**Exercise:** Write out the data below in full. Keep it exact.

**Information shown:**
-----

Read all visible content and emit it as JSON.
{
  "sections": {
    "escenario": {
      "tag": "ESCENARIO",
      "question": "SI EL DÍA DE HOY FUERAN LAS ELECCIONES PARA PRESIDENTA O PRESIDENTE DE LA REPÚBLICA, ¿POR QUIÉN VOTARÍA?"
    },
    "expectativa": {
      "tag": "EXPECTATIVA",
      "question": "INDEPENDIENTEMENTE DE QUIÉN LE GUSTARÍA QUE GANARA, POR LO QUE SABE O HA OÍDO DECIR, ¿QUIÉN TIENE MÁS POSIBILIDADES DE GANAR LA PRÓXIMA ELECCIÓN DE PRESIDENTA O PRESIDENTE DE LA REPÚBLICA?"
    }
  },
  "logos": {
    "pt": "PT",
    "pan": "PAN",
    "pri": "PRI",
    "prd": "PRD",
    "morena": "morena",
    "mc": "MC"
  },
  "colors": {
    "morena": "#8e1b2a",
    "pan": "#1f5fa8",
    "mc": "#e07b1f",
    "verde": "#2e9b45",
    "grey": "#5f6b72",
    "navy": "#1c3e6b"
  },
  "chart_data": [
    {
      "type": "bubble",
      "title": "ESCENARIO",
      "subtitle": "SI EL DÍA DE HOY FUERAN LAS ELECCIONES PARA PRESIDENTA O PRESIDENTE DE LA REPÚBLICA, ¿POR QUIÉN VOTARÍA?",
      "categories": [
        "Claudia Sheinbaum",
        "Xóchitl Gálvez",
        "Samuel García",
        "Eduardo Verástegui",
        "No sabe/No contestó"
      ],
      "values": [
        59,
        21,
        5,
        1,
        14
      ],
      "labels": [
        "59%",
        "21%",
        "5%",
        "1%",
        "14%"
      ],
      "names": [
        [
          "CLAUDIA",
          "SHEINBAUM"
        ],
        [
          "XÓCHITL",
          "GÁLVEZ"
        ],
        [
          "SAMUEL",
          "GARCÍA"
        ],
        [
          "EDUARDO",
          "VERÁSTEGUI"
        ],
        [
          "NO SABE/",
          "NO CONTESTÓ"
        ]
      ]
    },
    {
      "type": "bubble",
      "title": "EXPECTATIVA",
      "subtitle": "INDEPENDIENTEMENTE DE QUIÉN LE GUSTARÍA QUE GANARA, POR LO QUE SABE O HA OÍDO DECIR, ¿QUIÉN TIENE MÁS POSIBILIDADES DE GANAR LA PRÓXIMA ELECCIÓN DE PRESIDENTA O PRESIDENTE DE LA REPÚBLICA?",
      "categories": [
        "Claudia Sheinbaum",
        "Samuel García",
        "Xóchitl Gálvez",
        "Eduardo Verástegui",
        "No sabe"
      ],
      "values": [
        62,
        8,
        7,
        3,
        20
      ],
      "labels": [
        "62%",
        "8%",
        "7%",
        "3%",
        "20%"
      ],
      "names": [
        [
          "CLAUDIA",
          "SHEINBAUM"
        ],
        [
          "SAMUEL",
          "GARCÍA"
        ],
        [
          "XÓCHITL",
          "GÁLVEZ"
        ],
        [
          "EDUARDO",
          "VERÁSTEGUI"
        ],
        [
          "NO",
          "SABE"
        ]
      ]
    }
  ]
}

-----

**Solution to this exercise:**
Read all visible content and emit it as JSON.
{
  "sections": {
    "escenario": {
      "tag": "ESCENARIO",
      "question": "SI EL DÍA DE HOY FUERAN LAS ELECCIONES PARA PRESIDENTA O PRESIDENTE DE LA REPÚBLICA, ¿POR QUIÉN VOTARÍA?"
    },
    "expectativa": {
      "tag": "EXPECTATIVA",
      "question": "INDEPENDIENTEMENTE DE QUIÉN LE GUSTARÍA QUE GANARA, POR LO QUE SABE O HA OÍDO DECIR, ¿QUIÉN TIENE MÁS POSIBILIDADES DE GANAR LA PRÓXIMA ELECCIÓN DE PRESIDENTA O PRESIDENTE DE LA REPÚBLICA?"
    }
  },
  "logos": {
    "pt": "PT",
    "pan": "PAN",
    "pri": "PRI",
    "prd": "PRD",
    "morena": "morena",
    "mc": "MC"
  },
  "colors": {
    "morena": "#8e1b2a",
    "pan": "#1f5fa8",
    "mc": "#e07b1f",
    "verde": "#2e9b45",
    "grey": "#5f6b72",
    "navy": "#1c3e6b"
  },
  "chart_data": [
    {
      "type": "bubble",
      "title": "ESCENARIO",
      "subtitle": "SI EL DÍA DE HOY FUERAN LAS ELECCIONES PARA PRESIDENTA O PRESIDENTE DE LA REPÚBLICA, ¿POR QUIÉN VOTARÍA?",
      "categories": [
        "Claudia Sheinbaum",
        "Xóchitl Gálvez",
        "Samuel García",
        "Eduardo Verástegui",
        "No sabe/No contestó"
      ],
      "values": [
        59,
        21,
        5,
        1,
        14
      ],
      "labels": [
        "59%",
        "21%",
        "5%",
        "1%",
        "14%"
      ],
      "names": [
        [
          "CLAUDIA",
          "SHEINBAUM"
        ],
        [
          "XÓCHITL",
          "GÁLVEZ"
        ],
        [
          "SAMUEL",
          "GARCÍA"
        ],
        [
          "EDUARDO",
          "VERÁSTEGUI"
        ],
        [
          "NO SABE/",
          "NO CONTESTÓ"
        ]
      ]
    },
    {
      "type": "bubble",
      "title": "EXPECTATIVA",
      "subtitle": "INDEPENDIENTEMENTE DE QUIÉN LE GUSTARÍA QUE GANARA, POR LO QUE SABE O HA OÍDO DECIR, ¿QUIÉN TIENE MÁS POSIBILIDADES DE GANAR LA PRÓXIMA ELECCIÓN DE PRESIDENTA O PRESIDENTE DE LA REPÚBLICA?",
      "categories": [
        "Claudia Sheinbaum",
        "Samuel García",
        "Xóchitl Gálvez",
        "Eduardo Verástegui",
        "No sabe"
      ],
      "values": [
        62,
        8,
        7,
        3,
        20
      ],
      "labels": [
        "62%",
        "8%",
        "7%",
        "3%",
        "20%"
      ],
      "names": [
        [
          "CLAUDIA",
          "SHEINBAUM"
        ],
        [
          "SAMUEL",
          "GARCÍA"
        ],
        [
          "XÓCHITL",
          "GÁLVEZ"
        ],
        [
          "EDUARDO",
          "VERÁSTEGUI"
        ],
        [
          "NO",
          "SABE"
        ]
      ]
    }
  ]
}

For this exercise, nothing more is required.